**What is expected**
Among the entries below, find the lines with "image" and copy them.

**Raw records**
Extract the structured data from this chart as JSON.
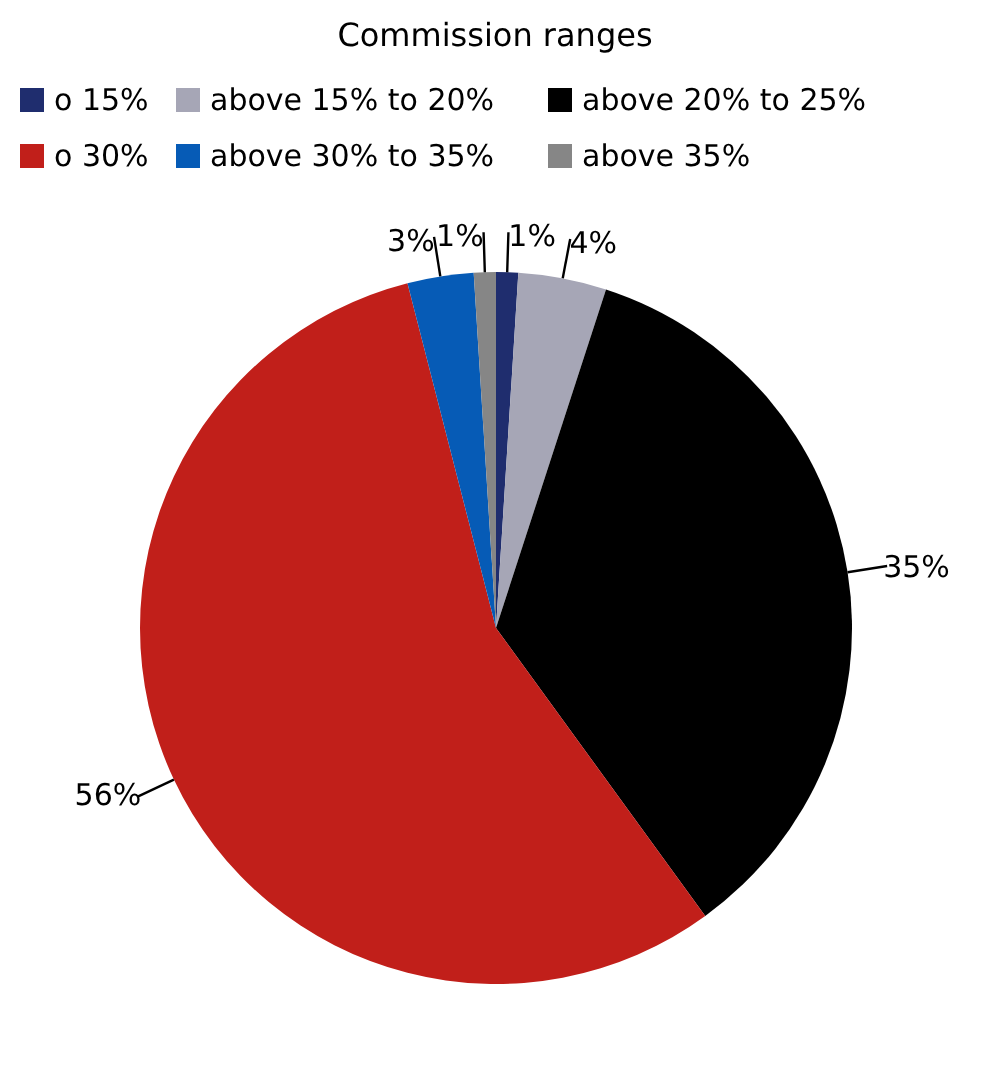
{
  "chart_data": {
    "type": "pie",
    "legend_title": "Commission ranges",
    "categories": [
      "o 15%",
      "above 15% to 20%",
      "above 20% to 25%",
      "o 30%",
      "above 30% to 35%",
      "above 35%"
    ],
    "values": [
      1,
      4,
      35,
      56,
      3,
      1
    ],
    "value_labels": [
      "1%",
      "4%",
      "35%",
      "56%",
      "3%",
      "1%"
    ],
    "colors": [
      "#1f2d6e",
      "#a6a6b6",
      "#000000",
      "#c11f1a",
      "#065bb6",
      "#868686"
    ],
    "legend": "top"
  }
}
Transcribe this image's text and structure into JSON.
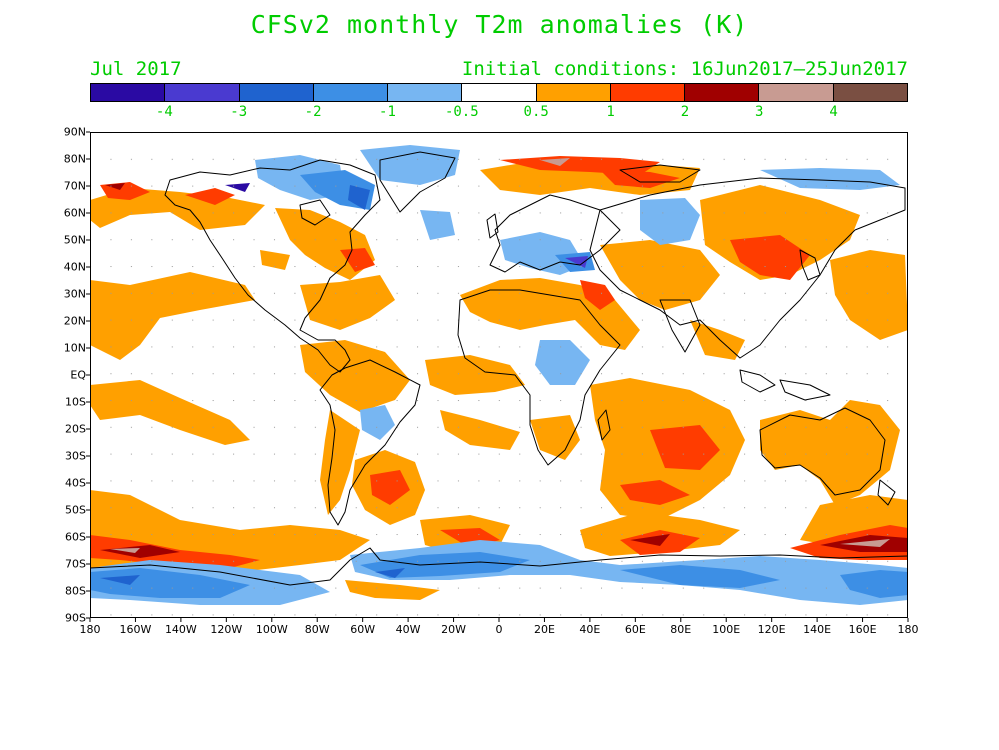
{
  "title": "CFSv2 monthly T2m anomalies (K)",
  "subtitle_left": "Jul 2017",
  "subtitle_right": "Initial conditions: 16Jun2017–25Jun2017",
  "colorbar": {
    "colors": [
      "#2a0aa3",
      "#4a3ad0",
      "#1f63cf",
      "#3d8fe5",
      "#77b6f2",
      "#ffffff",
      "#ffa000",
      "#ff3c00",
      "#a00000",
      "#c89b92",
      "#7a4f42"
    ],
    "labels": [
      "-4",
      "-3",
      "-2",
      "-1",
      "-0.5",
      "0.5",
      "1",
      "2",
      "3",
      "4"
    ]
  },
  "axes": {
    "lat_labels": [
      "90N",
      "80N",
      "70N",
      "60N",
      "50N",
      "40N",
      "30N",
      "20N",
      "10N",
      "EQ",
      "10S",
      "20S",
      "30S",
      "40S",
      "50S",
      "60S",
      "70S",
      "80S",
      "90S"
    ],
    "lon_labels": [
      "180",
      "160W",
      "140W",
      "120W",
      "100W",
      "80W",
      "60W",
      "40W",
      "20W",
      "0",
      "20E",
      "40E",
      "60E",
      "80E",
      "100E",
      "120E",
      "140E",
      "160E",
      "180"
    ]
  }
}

--

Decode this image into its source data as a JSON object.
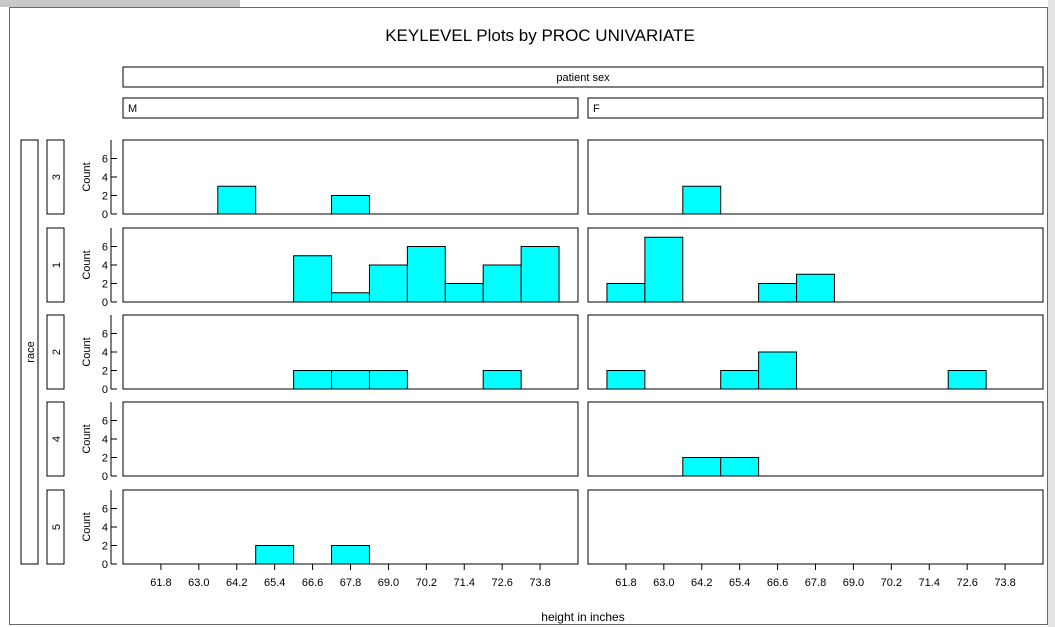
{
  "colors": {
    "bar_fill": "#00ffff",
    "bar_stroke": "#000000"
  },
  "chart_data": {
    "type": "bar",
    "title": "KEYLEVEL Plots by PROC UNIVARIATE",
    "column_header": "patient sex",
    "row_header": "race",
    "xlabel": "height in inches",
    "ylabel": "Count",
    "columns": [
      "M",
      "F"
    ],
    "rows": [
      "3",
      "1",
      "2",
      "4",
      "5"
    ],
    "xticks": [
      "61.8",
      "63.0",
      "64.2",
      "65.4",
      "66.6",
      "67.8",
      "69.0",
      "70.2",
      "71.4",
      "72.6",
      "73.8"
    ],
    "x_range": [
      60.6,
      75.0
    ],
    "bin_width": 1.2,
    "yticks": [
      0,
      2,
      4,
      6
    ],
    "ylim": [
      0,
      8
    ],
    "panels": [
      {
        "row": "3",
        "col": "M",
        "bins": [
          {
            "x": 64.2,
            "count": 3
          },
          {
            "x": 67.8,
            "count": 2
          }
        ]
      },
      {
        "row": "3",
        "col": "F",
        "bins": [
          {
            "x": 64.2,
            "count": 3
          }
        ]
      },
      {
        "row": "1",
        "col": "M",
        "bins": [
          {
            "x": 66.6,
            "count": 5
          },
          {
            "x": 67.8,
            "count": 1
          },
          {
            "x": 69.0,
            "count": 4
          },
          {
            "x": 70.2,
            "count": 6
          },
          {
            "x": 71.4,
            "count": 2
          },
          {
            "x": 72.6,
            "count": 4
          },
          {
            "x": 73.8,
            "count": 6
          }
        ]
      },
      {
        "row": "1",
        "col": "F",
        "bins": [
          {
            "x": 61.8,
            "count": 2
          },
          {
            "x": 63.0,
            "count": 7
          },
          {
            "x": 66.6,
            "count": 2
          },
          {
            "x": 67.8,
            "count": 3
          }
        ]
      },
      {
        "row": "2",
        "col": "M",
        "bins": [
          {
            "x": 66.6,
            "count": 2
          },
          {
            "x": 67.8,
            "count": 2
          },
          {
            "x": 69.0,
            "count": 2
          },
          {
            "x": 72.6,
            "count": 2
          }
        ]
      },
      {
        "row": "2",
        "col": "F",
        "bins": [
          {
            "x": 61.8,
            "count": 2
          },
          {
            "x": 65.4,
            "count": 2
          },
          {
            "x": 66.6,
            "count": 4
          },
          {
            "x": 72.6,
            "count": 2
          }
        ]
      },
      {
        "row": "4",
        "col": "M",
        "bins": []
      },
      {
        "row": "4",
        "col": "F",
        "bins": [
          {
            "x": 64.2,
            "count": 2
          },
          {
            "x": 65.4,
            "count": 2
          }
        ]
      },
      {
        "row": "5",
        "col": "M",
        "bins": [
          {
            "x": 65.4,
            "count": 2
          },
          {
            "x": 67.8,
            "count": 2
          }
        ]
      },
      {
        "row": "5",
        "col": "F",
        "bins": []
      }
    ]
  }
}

**Task output**
Transcribe this image's text and structure into JSON.
Decode this image into its source data as a JSON object.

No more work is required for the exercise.